PROBLEM STATEMENT — What follows is a set of entries. Repeat them exactly, but not their pictures.

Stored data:
▬▬▬▬▬▬

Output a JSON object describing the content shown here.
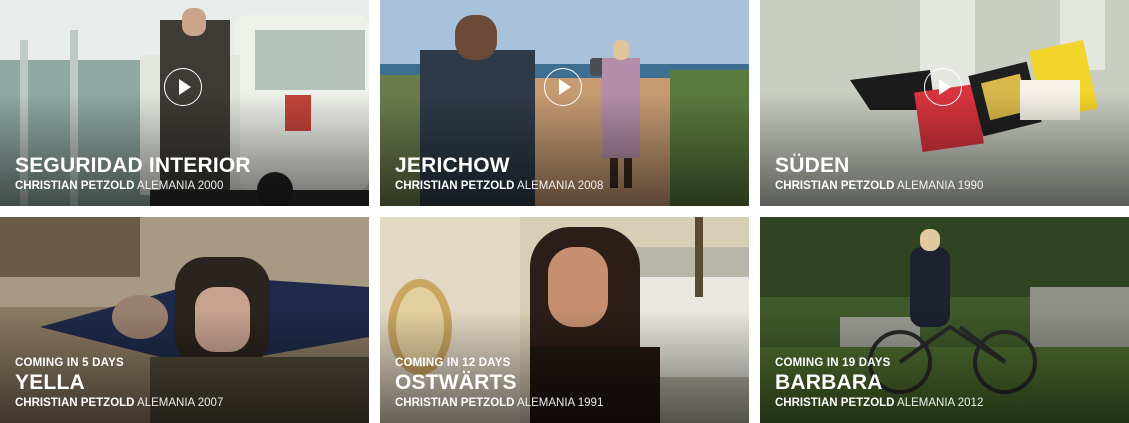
{
  "films": [
    {
      "title": "SEGURIDAD INTERIOR",
      "director": "CHRISTIAN PETZOLD",
      "country_year": "ALEMANIA 2000",
      "coming": "",
      "playable": true
    },
    {
      "title": "JERICHOW",
      "director": "CHRISTIAN PETZOLD",
      "country_year": "ALEMANIA 2008",
      "coming": "",
      "playable": true
    },
    {
      "title": "SÜDEN",
      "director": "CHRISTIAN PETZOLD",
      "country_year": "ALEMANIA 1990",
      "coming": "",
      "playable": true
    },
    {
      "title": "YELLA",
      "director": "CHRISTIAN PETZOLD",
      "country_year": "ALEMANIA 2007",
      "coming": "COMING IN 5 DAYS",
      "playable": false
    },
    {
      "title": "OSTWÄRTS",
      "director": "CHRISTIAN PETZOLD",
      "country_year": "ALEMANIA 1991",
      "coming": "COMING IN 12 DAYS",
      "playable": false
    },
    {
      "title": "BARBARA",
      "director": "CHRISTIAN PETZOLD",
      "country_year": "ALEMANIA 2012",
      "coming": "COMING IN 19 DAYS",
      "playable": false
    }
  ],
  "icons": {
    "play": "play-circle-icon"
  }
}
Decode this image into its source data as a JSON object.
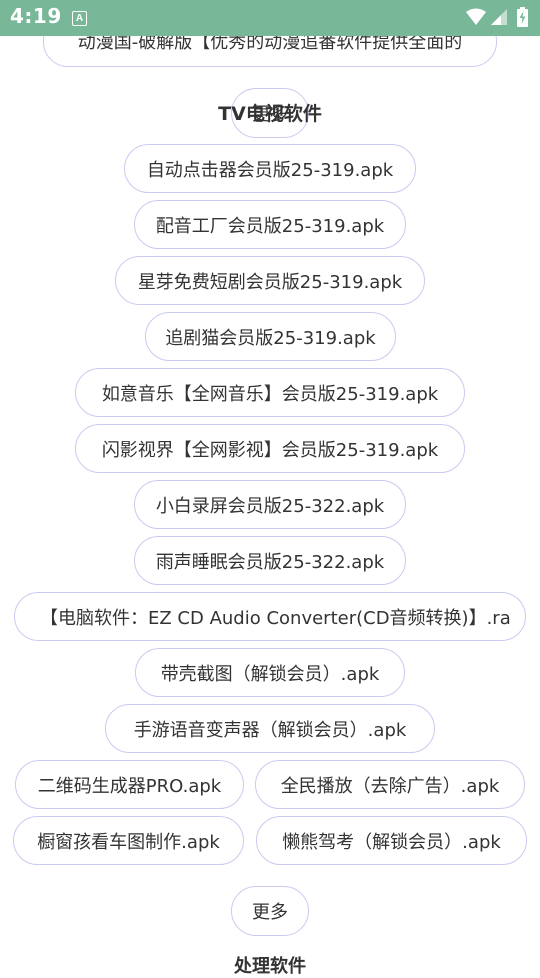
{
  "status_bar": {
    "time": "4:19",
    "notification_icon": "a-letter-icon",
    "wifi_icon": "wifi-icon",
    "signal_icon": "cell-signal-icon",
    "battery_icon": "battery-charging-icon"
  },
  "previous_section": {
    "last_item": "动漫国-破解版【优秀的动漫追番软件提供全面的",
    "more_label": "更多"
  },
  "tv_section": {
    "title": "TV电视软件",
    "items": [
      "自动点击器会员版25-319.apk",
      "配音工厂会员版25-319.apk",
      "星芽免费短剧会员版25-319.apk",
      "追剧猫会员版25-319.apk",
      "如意音乐【全网音乐】会员版25-319.apk",
      "闪影视界【全网影视】会员版25-319.apk",
      "小白录屏会员版25-322.apk",
      "雨声睡眠会员版25-322.apk",
      "【电脑软件：EZ CD Audio Converter(CD音频转换)】.ra",
      "带壳截图（解锁会员）.apk",
      "手游语音变声器（解锁会员）.apk",
      "二维码生成器PRO.apk",
      "全民播放（去除广告）.apk",
      "橱窗孩看车图制作.apk",
      "懒熊驾考（解锁会员）.apk"
    ],
    "more_label": "更多"
  },
  "next_section": {
    "title": "处理软件"
  },
  "colors": {
    "status_bar": "#78b899",
    "pill_border": "#c9cbf0",
    "text": "#333333"
  }
}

▬▬▬▬▬▬

COMPLETED TASK —
Output a JSON object describing the content shown here.
{
  "films": [
    {
      "title": "SEGURIDAD INTERIOR",
      "director": "CHRISTIAN PETZOLD",
      "country_year": "ALEMANIA 2000",
      "coming": "",
      "playable": true
    },
    {
      "title": "JERICHOW",
      "director": "CHRISTIAN PETZOLD",
      "country_year": "ALEMANIA 2008",
      "coming": "",
      "playable": true
    },
    {
      "title": "SÜDEN",
      "director": "CHRISTIAN PETZOLD",
      "country_year": "ALEMANIA 1990",
      "coming": "",
      "playable": true
    },
    {
      "title": "YELLA",
      "director": "CHRISTIAN PETZOLD",
      "country_year": "ALEMANIA 2007",
      "coming": "COMING IN 5 DAYS",
      "playable": false
    },
    {
      "title": "OSTWÄRTS",
      "director": "CHRISTIAN PETZOLD",
      "country_year": "ALEMANIA 1991",
      "coming": "COMING IN 12 DAYS",
      "playable": false
    },
    {
      "title": "BARBARA",
      "director": "CHRISTIAN PETZOLD",
      "country_year": "ALEMANIA 2012",
      "coming": "COMING IN 19 DAYS",
      "playable": false
    }
  ],
  "icons": {
    "play": "play-circle-icon"
  }
}
Decode this image into its source data as a JSON object.
{
  "status_bar": {
    "time": "4:19",
    "notification_icon": "a-letter-icon",
    "wifi_icon": "wifi-icon",
    "signal_icon": "cell-signal-icon",
    "battery_icon": "battery-charging-icon"
  },
  "previous_section": {
    "last_item": "动漫国-破解版【优秀的动漫追番软件提供全面的",
    "more_label": "更多"
  },
  "tv_section": {
    "title": "TV电视软件",
    "items": [
      "自动点击器会员版25-319.apk",
      "配音工厂会员版25-319.apk",
      "星芽免费短剧会员版25-319.apk",
      "追剧猫会员版25-319.apk",
      "如意音乐【全网音乐】会员版25-319.apk",
      "闪影视界【全网影视】会员版25-319.apk",
      "小白录屏会员版25-322.apk",
      "雨声睡眠会员版25-322.apk",
      "【电脑软件：EZ CD Audio Converter(CD音频转换)】.ra",
      "带壳截图（解锁会员）.apk",
      "手游语音变声器（解锁会员）.apk",
      "二维码生成器PRO.apk",
      "全民播放（去除广告）.apk",
      "橱窗孩看车图制作.apk",
      "懒熊驾考（解锁会员）.apk"
    ],
    "more_label": "更多"
  },
  "next_section": {
    "title": "处理软件"
  },
  "colors": {
    "status_bar": "#78b899",
    "pill_border": "#c9cbf0",
    "text": "#333333"
  }
}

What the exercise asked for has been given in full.